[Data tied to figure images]
-- Start --

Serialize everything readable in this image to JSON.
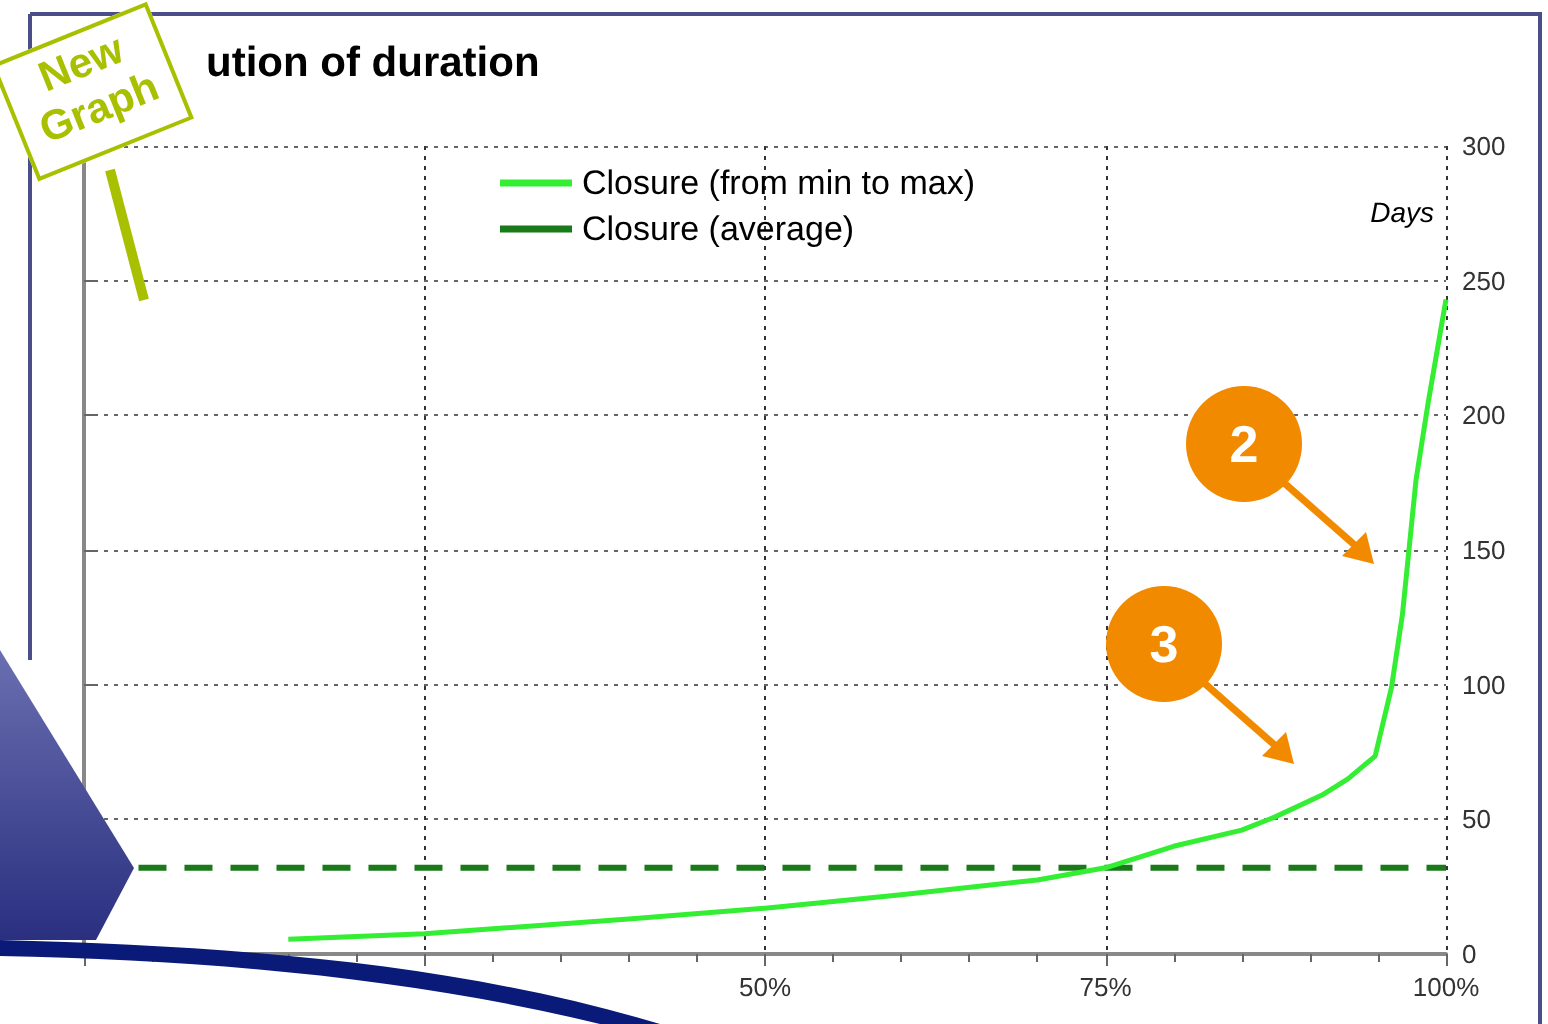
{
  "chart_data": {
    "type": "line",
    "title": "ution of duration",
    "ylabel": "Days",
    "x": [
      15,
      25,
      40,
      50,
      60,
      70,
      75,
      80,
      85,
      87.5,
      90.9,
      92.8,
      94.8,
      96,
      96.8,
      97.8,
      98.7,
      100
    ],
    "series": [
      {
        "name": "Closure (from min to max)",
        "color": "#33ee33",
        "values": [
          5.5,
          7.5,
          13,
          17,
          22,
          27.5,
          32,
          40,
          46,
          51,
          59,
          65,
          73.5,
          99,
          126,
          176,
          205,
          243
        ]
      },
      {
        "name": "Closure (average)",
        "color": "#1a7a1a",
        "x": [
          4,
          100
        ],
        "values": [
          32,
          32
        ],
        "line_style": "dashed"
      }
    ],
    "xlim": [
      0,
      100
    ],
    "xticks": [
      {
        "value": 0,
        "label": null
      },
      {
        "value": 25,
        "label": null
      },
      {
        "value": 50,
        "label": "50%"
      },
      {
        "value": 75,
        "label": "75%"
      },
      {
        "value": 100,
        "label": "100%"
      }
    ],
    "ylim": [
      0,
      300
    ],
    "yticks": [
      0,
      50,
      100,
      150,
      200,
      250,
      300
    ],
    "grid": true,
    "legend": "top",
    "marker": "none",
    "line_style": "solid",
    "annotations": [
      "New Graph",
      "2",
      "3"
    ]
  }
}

-- End --
-- Start --

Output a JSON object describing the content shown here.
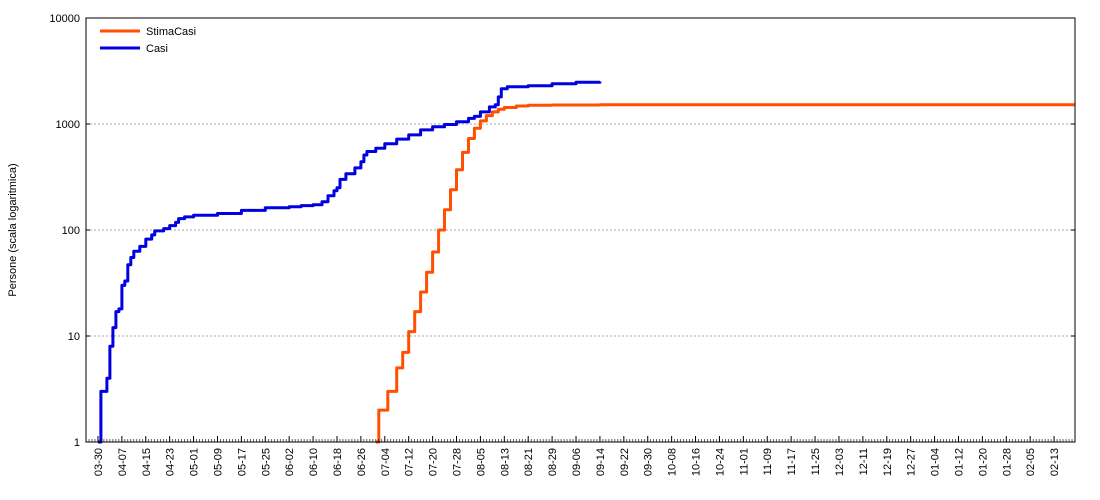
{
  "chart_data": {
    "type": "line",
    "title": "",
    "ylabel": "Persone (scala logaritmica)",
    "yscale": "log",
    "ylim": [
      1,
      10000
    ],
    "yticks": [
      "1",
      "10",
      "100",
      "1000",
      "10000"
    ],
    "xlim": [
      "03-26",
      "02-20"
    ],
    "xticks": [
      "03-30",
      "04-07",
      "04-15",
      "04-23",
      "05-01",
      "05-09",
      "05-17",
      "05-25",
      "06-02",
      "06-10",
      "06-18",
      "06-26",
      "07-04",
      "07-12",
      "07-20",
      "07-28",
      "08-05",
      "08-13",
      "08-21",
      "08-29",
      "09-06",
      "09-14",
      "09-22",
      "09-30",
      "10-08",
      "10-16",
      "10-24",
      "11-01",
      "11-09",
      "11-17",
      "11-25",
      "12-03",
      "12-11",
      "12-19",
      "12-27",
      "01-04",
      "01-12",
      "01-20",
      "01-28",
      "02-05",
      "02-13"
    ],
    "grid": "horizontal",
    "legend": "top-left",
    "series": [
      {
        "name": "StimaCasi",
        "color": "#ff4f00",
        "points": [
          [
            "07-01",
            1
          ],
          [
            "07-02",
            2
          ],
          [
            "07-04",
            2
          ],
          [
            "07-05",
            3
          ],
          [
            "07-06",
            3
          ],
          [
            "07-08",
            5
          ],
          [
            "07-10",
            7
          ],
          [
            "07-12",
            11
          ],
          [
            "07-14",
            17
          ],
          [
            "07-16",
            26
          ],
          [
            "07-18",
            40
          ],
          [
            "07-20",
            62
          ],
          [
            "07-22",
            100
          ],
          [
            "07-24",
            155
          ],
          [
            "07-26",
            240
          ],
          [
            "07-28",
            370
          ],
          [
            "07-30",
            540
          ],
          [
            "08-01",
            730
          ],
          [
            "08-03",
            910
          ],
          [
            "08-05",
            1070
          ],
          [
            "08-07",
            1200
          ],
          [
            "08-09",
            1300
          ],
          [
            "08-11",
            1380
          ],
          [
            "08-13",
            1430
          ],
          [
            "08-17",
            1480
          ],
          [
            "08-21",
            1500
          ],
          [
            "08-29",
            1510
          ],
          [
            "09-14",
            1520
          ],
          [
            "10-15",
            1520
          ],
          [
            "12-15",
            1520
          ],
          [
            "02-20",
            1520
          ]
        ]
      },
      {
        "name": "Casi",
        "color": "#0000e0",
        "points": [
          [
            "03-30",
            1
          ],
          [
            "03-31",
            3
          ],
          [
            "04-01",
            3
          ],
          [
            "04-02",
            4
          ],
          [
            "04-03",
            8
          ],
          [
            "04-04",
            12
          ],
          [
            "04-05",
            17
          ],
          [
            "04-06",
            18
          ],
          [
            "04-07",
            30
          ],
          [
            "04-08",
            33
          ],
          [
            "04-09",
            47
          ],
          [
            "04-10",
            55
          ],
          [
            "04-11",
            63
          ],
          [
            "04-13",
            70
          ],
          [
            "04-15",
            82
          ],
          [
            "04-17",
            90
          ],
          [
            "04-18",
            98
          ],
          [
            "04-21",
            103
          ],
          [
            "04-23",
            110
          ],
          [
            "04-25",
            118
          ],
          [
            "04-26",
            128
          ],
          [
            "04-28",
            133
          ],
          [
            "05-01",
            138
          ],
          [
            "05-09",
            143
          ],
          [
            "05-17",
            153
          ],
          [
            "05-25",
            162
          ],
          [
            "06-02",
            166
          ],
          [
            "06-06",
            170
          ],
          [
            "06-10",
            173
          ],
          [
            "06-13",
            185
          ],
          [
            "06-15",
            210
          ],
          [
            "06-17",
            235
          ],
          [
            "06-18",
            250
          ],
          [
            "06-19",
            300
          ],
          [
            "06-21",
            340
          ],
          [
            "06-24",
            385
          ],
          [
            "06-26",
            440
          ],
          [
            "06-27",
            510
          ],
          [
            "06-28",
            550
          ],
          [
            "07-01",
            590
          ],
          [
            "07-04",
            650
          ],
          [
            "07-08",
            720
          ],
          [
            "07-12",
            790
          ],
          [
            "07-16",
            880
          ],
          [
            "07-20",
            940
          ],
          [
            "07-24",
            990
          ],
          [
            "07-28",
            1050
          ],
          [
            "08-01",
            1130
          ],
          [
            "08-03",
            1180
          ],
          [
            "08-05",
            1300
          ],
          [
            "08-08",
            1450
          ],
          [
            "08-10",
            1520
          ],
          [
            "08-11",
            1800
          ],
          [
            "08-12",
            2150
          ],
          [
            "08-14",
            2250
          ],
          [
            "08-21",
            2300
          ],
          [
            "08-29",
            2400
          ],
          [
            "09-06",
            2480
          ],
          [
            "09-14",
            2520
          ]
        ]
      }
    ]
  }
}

-- End --
-- Start --

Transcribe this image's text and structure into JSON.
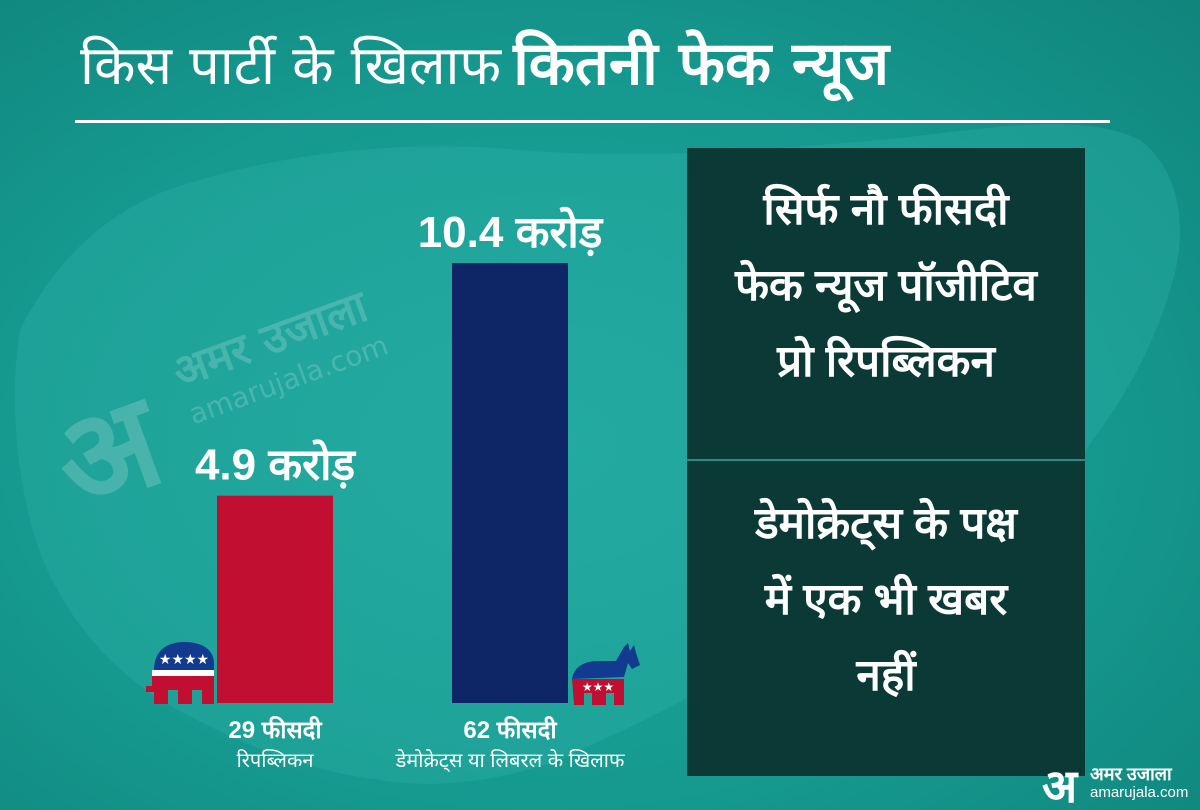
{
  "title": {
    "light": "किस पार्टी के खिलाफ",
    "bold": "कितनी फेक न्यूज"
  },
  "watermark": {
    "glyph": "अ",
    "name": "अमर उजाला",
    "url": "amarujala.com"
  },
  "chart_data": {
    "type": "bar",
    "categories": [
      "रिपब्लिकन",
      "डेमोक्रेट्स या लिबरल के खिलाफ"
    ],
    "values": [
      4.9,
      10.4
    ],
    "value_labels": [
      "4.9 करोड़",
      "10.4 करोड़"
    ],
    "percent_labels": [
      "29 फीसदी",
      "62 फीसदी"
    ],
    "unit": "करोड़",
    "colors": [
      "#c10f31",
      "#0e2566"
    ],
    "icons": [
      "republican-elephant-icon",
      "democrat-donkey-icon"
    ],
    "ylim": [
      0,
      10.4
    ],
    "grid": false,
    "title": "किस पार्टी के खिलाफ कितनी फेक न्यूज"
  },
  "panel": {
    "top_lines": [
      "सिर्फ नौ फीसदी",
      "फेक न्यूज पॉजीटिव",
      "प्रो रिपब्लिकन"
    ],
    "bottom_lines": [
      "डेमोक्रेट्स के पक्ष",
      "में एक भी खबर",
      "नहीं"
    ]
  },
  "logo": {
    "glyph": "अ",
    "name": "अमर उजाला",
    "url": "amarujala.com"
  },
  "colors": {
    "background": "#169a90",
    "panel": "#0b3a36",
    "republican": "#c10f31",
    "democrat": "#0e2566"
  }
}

-- End --

[Your objective] Gather each line of the listing that holds the string "Closure".

[Response for this exercise]
        "name": "Closure (from min to max)",
        "name": "Closure (average)",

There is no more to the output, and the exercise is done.